Prompt -
What lines in the records below hold the string "Editing"? Please show them.

Material for the task -
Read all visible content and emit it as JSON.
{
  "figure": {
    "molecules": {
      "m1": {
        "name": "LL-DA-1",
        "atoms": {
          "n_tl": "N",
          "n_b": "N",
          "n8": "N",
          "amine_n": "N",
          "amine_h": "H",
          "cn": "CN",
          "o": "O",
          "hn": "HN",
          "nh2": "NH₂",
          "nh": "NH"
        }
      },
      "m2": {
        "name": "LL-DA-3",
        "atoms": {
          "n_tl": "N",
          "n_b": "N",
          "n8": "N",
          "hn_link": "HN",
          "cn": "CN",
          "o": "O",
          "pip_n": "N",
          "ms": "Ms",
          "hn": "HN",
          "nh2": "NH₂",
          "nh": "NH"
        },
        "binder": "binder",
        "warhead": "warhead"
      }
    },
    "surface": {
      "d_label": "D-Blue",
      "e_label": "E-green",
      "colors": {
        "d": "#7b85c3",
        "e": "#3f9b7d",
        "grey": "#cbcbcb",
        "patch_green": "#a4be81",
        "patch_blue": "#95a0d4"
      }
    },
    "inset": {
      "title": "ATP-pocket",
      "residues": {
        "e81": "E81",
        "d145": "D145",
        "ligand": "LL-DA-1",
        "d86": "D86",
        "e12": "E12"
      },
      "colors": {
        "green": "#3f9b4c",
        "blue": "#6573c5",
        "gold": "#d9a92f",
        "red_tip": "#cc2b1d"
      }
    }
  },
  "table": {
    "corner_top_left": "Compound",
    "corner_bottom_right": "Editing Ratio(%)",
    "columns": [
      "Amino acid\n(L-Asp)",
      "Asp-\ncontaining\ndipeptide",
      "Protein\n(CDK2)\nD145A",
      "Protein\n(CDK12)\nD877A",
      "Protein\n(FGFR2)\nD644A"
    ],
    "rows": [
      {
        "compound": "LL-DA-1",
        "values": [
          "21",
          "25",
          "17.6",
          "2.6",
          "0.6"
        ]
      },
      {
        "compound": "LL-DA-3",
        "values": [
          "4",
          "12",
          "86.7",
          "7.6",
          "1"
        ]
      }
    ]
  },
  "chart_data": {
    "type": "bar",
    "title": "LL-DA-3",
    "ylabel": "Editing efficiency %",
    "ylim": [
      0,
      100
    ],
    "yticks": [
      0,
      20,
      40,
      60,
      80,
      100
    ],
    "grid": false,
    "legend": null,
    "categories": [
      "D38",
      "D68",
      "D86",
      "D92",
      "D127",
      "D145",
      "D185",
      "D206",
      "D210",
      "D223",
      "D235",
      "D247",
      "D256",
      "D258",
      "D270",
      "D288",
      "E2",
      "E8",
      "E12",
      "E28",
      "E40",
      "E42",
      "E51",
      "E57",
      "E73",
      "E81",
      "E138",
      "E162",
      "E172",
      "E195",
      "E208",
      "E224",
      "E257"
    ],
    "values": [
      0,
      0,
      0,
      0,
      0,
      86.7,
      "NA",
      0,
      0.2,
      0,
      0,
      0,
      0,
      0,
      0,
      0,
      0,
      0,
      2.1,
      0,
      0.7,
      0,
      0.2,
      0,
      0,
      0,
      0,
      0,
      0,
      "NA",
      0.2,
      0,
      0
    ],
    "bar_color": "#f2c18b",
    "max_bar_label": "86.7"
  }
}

Task solution -
    "corner_bottom_right": "Editing Ratio(%)",
    "ylabel": "Editing efficiency %",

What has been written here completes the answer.